* START Exercise materials *

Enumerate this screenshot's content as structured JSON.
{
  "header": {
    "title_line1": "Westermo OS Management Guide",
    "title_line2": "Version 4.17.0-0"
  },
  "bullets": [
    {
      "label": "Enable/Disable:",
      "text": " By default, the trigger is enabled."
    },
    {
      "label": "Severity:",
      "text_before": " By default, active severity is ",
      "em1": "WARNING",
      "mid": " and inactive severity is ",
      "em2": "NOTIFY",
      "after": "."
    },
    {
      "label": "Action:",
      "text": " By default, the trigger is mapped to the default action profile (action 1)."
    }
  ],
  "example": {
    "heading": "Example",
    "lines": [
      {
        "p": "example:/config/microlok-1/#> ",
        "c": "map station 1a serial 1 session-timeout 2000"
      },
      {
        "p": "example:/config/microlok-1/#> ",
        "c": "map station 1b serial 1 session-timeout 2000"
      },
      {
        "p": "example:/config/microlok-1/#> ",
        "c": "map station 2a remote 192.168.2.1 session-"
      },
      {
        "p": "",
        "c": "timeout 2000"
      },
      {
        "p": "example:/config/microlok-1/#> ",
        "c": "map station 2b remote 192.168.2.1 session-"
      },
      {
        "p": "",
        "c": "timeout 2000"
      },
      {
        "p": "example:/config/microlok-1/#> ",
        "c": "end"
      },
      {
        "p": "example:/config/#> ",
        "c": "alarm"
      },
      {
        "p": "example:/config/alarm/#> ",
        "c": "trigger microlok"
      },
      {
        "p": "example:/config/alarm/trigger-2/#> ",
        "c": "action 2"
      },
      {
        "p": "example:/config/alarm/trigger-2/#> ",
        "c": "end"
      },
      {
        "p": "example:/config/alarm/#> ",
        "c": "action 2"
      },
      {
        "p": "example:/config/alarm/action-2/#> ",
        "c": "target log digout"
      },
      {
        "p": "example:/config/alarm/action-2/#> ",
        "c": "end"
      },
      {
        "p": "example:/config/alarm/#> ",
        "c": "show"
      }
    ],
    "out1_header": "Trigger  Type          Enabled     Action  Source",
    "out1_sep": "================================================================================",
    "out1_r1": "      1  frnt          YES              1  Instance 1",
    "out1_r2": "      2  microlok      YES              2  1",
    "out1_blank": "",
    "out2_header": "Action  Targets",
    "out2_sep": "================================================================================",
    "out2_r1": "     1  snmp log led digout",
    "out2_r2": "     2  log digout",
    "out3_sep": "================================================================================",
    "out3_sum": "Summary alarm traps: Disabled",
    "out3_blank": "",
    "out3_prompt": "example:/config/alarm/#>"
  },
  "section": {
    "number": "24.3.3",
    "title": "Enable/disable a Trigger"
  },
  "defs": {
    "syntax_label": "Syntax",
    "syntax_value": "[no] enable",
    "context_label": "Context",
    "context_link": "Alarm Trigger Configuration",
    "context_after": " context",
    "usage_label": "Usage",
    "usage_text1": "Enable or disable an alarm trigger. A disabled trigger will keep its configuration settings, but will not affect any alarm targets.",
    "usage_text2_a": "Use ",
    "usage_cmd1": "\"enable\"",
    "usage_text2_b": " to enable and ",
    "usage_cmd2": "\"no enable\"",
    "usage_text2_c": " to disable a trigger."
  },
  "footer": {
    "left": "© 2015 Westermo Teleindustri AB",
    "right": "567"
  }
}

* END Exercise materials *
* START Exercise materials *

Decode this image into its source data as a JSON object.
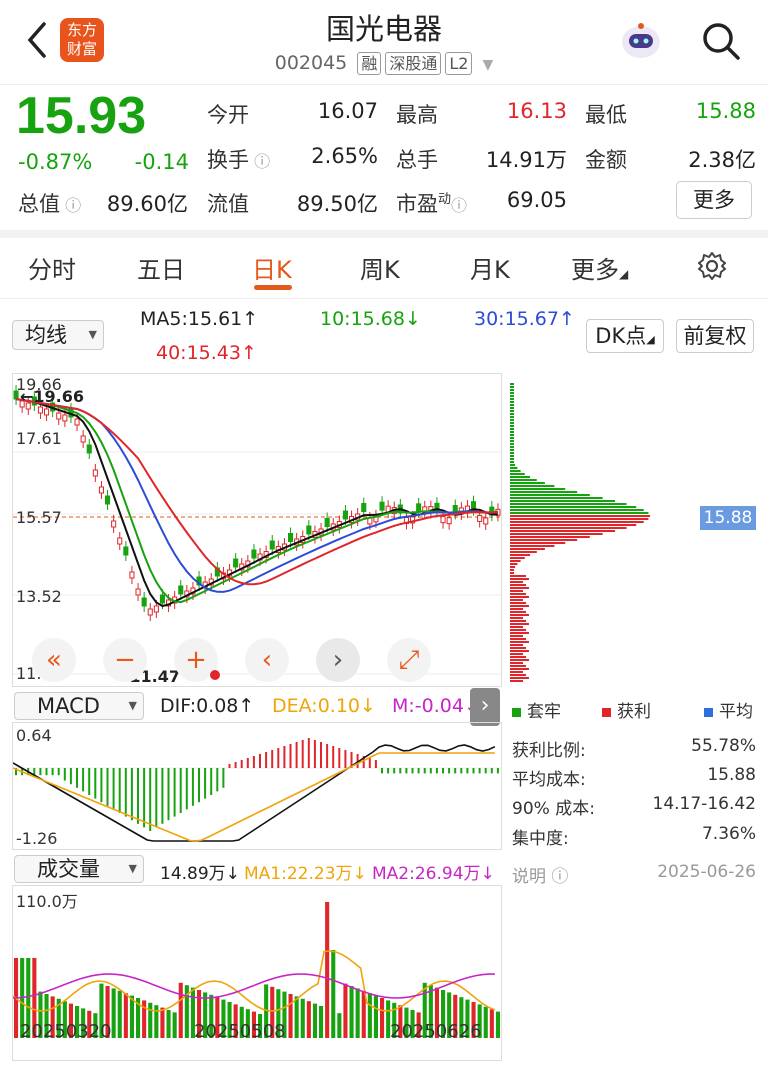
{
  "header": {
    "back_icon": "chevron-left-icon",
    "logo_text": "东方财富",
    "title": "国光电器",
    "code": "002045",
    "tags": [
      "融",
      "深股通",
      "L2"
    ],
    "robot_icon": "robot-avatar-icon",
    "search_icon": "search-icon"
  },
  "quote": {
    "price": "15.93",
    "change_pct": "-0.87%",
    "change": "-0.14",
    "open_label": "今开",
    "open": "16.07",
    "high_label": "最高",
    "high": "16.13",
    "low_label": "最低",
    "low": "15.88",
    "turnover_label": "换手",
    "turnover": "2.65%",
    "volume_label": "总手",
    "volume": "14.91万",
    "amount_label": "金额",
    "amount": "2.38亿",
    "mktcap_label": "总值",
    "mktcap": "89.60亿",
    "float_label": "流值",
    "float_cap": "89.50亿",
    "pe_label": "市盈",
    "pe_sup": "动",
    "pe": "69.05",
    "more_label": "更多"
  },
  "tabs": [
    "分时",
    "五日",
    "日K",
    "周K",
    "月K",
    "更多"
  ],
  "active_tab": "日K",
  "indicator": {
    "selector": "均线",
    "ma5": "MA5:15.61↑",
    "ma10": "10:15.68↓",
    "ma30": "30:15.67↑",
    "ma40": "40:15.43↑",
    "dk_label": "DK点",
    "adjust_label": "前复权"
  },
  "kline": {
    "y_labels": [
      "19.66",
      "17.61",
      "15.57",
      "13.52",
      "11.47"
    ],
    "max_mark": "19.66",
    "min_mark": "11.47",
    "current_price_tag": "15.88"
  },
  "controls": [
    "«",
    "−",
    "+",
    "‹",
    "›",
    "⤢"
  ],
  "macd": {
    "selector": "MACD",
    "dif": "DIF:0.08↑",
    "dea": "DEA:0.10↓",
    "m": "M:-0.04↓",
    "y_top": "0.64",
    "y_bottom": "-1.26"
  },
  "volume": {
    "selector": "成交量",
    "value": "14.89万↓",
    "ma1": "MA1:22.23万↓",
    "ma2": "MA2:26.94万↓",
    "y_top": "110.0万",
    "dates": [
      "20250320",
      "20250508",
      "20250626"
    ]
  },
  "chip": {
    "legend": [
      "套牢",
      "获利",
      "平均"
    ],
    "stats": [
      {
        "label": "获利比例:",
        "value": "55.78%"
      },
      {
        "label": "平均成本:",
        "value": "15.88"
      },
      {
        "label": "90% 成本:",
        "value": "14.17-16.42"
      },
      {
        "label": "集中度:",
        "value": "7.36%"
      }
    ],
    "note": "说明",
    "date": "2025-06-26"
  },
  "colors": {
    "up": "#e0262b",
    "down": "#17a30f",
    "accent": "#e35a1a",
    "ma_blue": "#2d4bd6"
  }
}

* END Exercise materials *

§ **Set task**: Find all lines holding the string "timeout" and copy them.

§ **Solution**:
        "c": "map station 1a serial 1 session-timeout 2000"
        "c": "map station 1b serial 1 session-timeout 2000"
        "c": "timeout 2000"
        "c": "timeout 2000"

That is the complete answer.